» WRITTEN TASK 1
In the entries, starting at the line that contains "user-task[interactable]: User Task" and ending at the line that contains "minimize-icon[interactable]: [1865, 347, 1879, 355]", swap "palette-item" for "toolbox-item" and return only those lines, leaving everything else unchanged.

» DOCUMENT
# Modern pronunciation of خ ، ج ، غ ، ش



## Anatoli

Hello all,

Sorry for being a rare guest here. 

I need to confirm the modern standard pronunciation of the 4 letters: خ ,ج ,غ and ش as [ɣ], [ʤ] or [[ʤ], [x] and [ʃ] (IPA) in MSA, not dialects, if they are different. I know how to pronounce them but these are the ones that have changed from the classical Arabic pronunciation (8th century). If you have any resources (any language) supporting the standard Arabic pronunciation (better using IPA symbols), please let me know.

Separately about letter ج. I know in Levante it's normally [ʒ], not [ʤ] and it's [g] in northern Egypt and southern Yemen. Is it official or only colloquial? I mean, is it a pronunciation advised by scholars, teachers and used in the recitation of Qur'an?

Thanks in advance.


----------



## Anatoli

Pity, so many people viewed, nobody answered. Perhaps using the IPA symbols is a problem.

_Current:_
/dʒ/ English J, (variants: French J, English hard G)
/ɣ/ as in the Dutch "*g*aan" [ɣaːn]
/ʃ/ is English "sh"
/x/ German "do*ch*"

» EXERCISE INPUTS

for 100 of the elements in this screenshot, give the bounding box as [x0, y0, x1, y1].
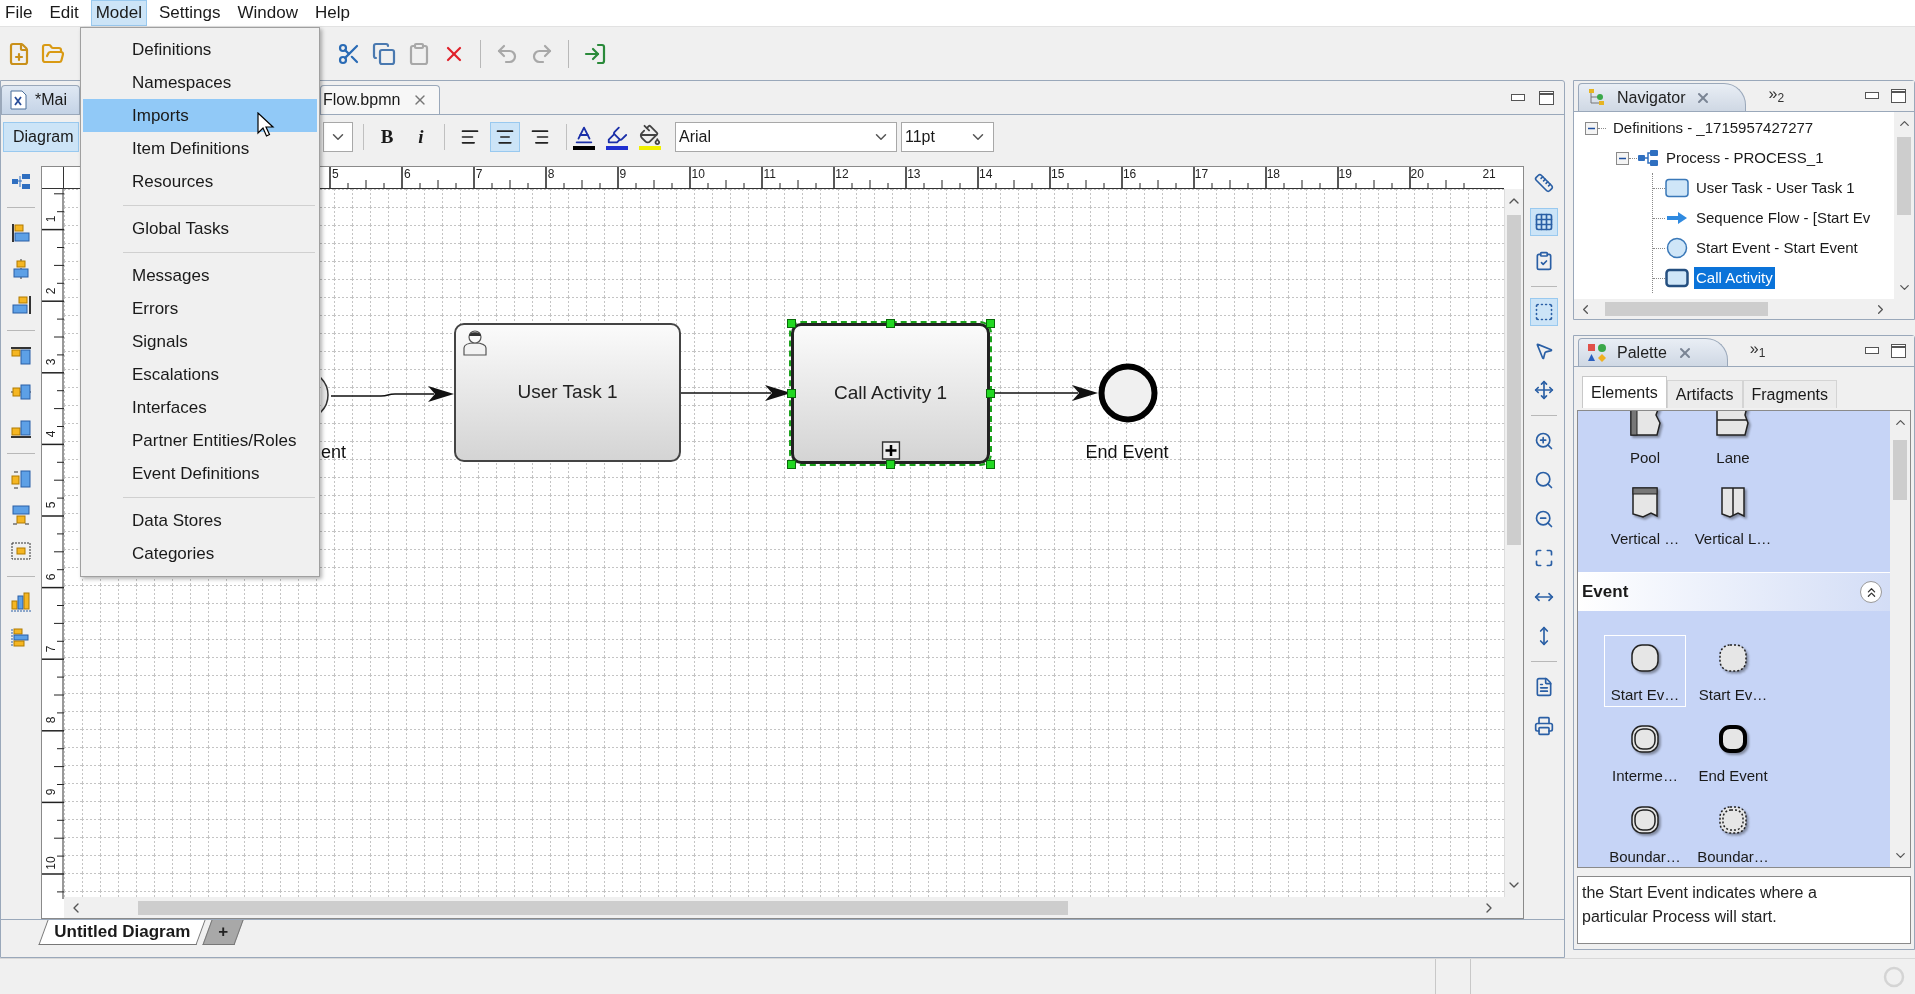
user-task[interactable]: User Task 1: [454, 323, 681, 462]
palette-item[interactable]: Boundar…: [1692, 797, 1774, 867]
dropdown-menu-item[interactable]: Item Definitions: [83, 132, 317, 165]
font-family-combo[interactable]: Arial: [675, 122, 897, 152]
align-middle-icon[interactable]: [10, 381, 32, 403]
editor-tab[interactable]: Flow.bpmn: [320, 85, 440, 114]
scrollbar-thumb[interactable]: [1507, 215, 1521, 545]
palette-item[interactable]: Vertical …: [1604, 479, 1686, 551]
resize-handle[interactable]: [886, 318, 895, 328]
vertical-scrollbar[interactable]: [1890, 411, 1910, 867]
resize-handle[interactable]: [786, 389, 796, 398]
menu-item[interactable]: Help: [309, 0, 355, 26]
horizontal-scrollbar[interactable]: [64, 897, 1523, 918]
tree-item[interactable]: Definitions - _1715957427277: [1611, 116, 1816, 140]
font-size-combo[interactable]: 11pt: [901, 122, 994, 152]
dropdown-menu-item[interactable]: Data Stores: [83, 504, 317, 537]
menu-item[interactable]: Edit: [44, 0, 84, 26]
add-tab-button[interactable]: +: [202, 920, 244, 945]
bold-button[interactable]: B: [374, 123, 400, 151]
palette-item[interactable]: Interme…: [1604, 716, 1686, 788]
highlighter-icon[interactable]: [606, 124, 628, 150]
end-event[interactable]: [1098, 363, 1158, 423]
align-bottom-icon[interactable]: [10, 417, 32, 439]
export-icon[interactable]: [583, 41, 607, 66]
more-views-indicator[interactable]: »$_{2}$: [1768, 82, 1785, 106]
align-center-button[interactable]: [490, 122, 520, 152]
dropdown-menu-item[interactable]: Interfaces: [83, 391, 317, 424]
same-width-icon[interactable]: [10, 468, 32, 490]
scrollbar-thumb[interactable]: [1897, 137, 1911, 215]
diagram-tab[interactable]: Untitled Diagram: [38, 920, 206, 945]
tree-item[interactable]: Call Activity: [1694, 266, 1775, 290]
align-left-icon[interactable]: [10, 222, 32, 244]
diagram-view-button[interactable]: Diagram: [3, 122, 79, 152]
call-activity[interactable]: Call Activity 1: [791, 323, 990, 464]
distribute-horizontal-icon[interactable]: [10, 591, 32, 613]
editor-tab[interactable]: *Mai: [1, 85, 80, 114]
minimize-icon[interactable]: [1865, 347, 1879, 355]
collapse-button[interactable]: [1860, 581, 1882, 603]
tree-item[interactable]: User Task - User Task 1: [1694, 176, 1857, 200]
dropdown-menu-item[interactable]: Categories: [83, 537, 317, 570]
scrollbar-thumb[interactable]: [138, 900, 1068, 915]
dropdown-menu-item[interactable]: Messages: [83, 259, 317, 292]
maximize-icon[interactable]: [1539, 91, 1554, 105]
category-tab[interactable]: Artifacts: [1666, 380, 1743, 408]
minimize-icon[interactable]: [1511, 94, 1525, 102]
dropdown-menu-item[interactable]: Namespaces: [83, 66, 317, 99]
resize-handle[interactable]: [786, 318, 796, 328]
same-height-icon[interactable]: [10, 504, 32, 526]
view-tab[interactable]: Navigator: [1578, 83, 1747, 111]
font-color-icon[interactable]: [573, 124, 595, 150]
grid-tool[interactable]: [1530, 208, 1558, 236]
distribute-vertical-icon[interactable]: [10, 627, 32, 649]
palette-item[interactable]: Start Ev…: [1692, 635, 1774, 707]
vertical-scrollbar[interactable]: [1894, 112, 1914, 299]
copy-icon[interactable]: [372, 41, 396, 66]
dropdown-menu-item[interactable]: Event Definitions: [83, 457, 317, 490]
dropdown-menu-item[interactable]: Global Tasks: [83, 212, 317, 245]
category-tab[interactable]: Elements: [1582, 376, 1667, 408]
menu-item[interactable]: Window: [232, 0, 303, 26]
more-views-indicator[interactable]: »$_{1}$: [1749, 337, 1766, 361]
maximize-icon[interactable]: [1891, 344, 1906, 358]
resize-handle[interactable]: [786, 459, 796, 469]
dropdown-menu-item[interactable]: Partner Entities/Roles: [83, 424, 317, 457]
marquee-select-tool[interactable]: [1530, 298, 1558, 326]
sequence-flow-arrow[interactable]: [331, 384, 454, 404]
align-top-icon[interactable]: [10, 345, 32, 367]
paint-bucket-icon[interactable]: [639, 124, 661, 150]
menu-item[interactable]: Model: [90, 0, 147, 26]
collapse-icon[interactable]: [1585, 121, 1598, 135]
vertical-scrollbar[interactable]: [1504, 189, 1523, 897]
palette-item[interactable]: Lane: [1692, 411, 1774, 470]
view-tab[interactable]: Palette: [1578, 338, 1728, 366]
dropdown-menu-item[interactable]: Signals: [83, 325, 317, 358]
align-center-icon[interactable]: [10, 258, 32, 280]
dropdown-menu-item[interactable]: Imports: [83, 99, 317, 132]
palette-item[interactable]: Pool: [1604, 411, 1686, 470]
category-tab[interactable]: Fragments: [1742, 380, 1837, 408]
italic-button[interactable]: i: [408, 123, 434, 151]
resize-handle[interactable]: [985, 459, 995, 469]
palette-item[interactable]: Start Ev…: [1604, 635, 1686, 707]
center-icon[interactable]: [10, 540, 32, 562]
tree-item[interactable]: Start Event - Start Event: [1694, 236, 1860, 260]
tree-item[interactable]: Sequence Flow - [Start Ev: [1694, 206, 1873, 230]
resize-handle[interactable]: [985, 318, 995, 328]
palette-item[interactable]: Boundar…: [1604, 797, 1686, 867]
scrollbar-thumb[interactable]: [1893, 440, 1907, 500]
scissors-icon[interactable]: [337, 41, 361, 66]
resize-handle[interactable]: [886, 459, 895, 469]
minimize-icon[interactable]: [1865, 92, 1879, 100]
combo-box[interactable]: [323, 122, 353, 152]
palette-item[interactable]: Vertical L…: [1692, 479, 1774, 551]
collapse-icon[interactable]: [1616, 151, 1629, 165]
menu-item[interactable]: File: [0, 0, 38, 26]
dropdown-menu-item[interactable]: Errors: [83, 292, 317, 325]
maximize-icon[interactable]: [1891, 89, 1906, 103]
horizontal-scrollbar[interactable]: [1574, 299, 1914, 319]
align-right-icon[interactable]: [10, 294, 32, 316]
palette-item[interactable]: End Event: [1692, 716, 1774, 788]
dropdown-menu-item[interactable]: Definitions: [83, 33, 317, 66]
resize-handle[interactable]: [985, 389, 995, 398]
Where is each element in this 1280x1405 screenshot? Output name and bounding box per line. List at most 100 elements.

» WRITTEN TASK 2
Extract the complete forum thread on the modern pronunciation of four Arabic letters, reproducing it word for word.

» FINISHED ANSWER 1
user-task[interactable]: User Task 1: [454, 323, 681, 462]
toolbox-item[interactable]: Boundar…: [1692, 797, 1774, 867]
dropdown-menu-item[interactable]: Item Definitions: [83, 132, 317, 165]
font-family-combo[interactable]: Arial: [675, 122, 897, 152]
align-middle-icon[interactable]: [10, 381, 32, 403]
editor-tab[interactable]: Flow.bpmn: [320, 85, 440, 114]
scrollbar-thumb[interactable]: [1507, 215, 1521, 545]
toolbox-item[interactable]: Vertical …: [1604, 479, 1686, 551]
resize-handle[interactable]: [886, 318, 895, 328]
vertical-scrollbar[interactable]: [1890, 411, 1910, 867]
resize-handle[interactable]: [786, 389, 796, 398]
menu-item[interactable]: Help: [309, 0, 355, 26]
horizontal-scrollbar[interactable]: [64, 897, 1523, 918]
tree-item[interactable]: Definitions - _1715957427277: [1611, 116, 1816, 140]
font-size-combo[interactable]: 11pt: [901, 122, 994, 152]
dropdown-menu-item[interactable]: Data Stores: [83, 504, 317, 537]
menu-item[interactable]: Edit: [44, 0, 84, 26]
add-tab-button[interactable]: +: [202, 920, 244, 945]
bold-button[interactable]: B: [374, 123, 400, 151]
toolbox-item[interactable]: Interme…: [1604, 716, 1686, 788]
highlighter-icon[interactable]: [606, 124, 628, 150]
end-event[interactable]: [1098, 363, 1158, 423]
align-bottom-icon[interactable]: [10, 417, 32, 439]
export-icon[interactable]: [583, 41, 607, 66]
more-views-indicator[interactable]: »$_{2}$: [1768, 82, 1785, 106]
align-center-button[interactable]: [490, 122, 520, 152]
dropdown-menu-item[interactable]: Interfaces: [83, 391, 317, 424]
same-width-icon[interactable]: [10, 468, 32, 490]
scrollbar-thumb[interactable]: [1897, 137, 1911, 215]
diagram-tab[interactable]: Untitled Diagram: [38, 920, 206, 945]
tree-item[interactable]: Call Activity: [1694, 266, 1775, 290]
align-left-icon[interactable]: [10, 222, 32, 244]
diagram-view-button[interactable]: Diagram: [3, 122, 79, 152]
call-activity[interactable]: Call Activity 1: [791, 323, 990, 464]
distribute-horizontal-icon[interactable]: [10, 591, 32, 613]
editor-tab[interactable]: *Mai: [1, 85, 80, 114]
minimize-icon[interactable]: [1865, 347, 1879, 355]

» FINISHED ANSWER 2
# Modern pronunciation of خ ، ج ، غ ، ش



## Anatoli

Hello all,

Sorry for being a rare guest here. 

I need to confirm the modern standard pronunciation of the 4 letters: خ ,ج ,غ and ش as [ɣ], [ʤ] or [[ʤ], [x] and [ʃ] (IPA) in MSA, not dialects, if they are different. I know how to pronounce them but these are the ones that have changed from the classical Arabic pronunciation (8th century). If you have any resources (any language) supporting the standard Arabic pronunciation (better using IPA symbols), please let me know.

Separately about letter ج. I know in Levante it's normally [ʒ], not [ʤ] and it's [g] in northern Egypt and southern Yemen. Is it official or only colloquial? I mean, is it a pronunciation advised by scholars, teachers and used in the recitation of Qur'an?

Thanks in advance.


----------



## Anatoli

Pity, so many people viewed, nobody answered. Perhaps using the IPA symbols is a problem.

_Current:_
/dʒ/ English J, (variants: French J, English hard G)
/ɣ/ as in the Dutch "*g*aan" [ɣaːn]
/ʃ/ is English "sh"
/x/ German "do*ch*"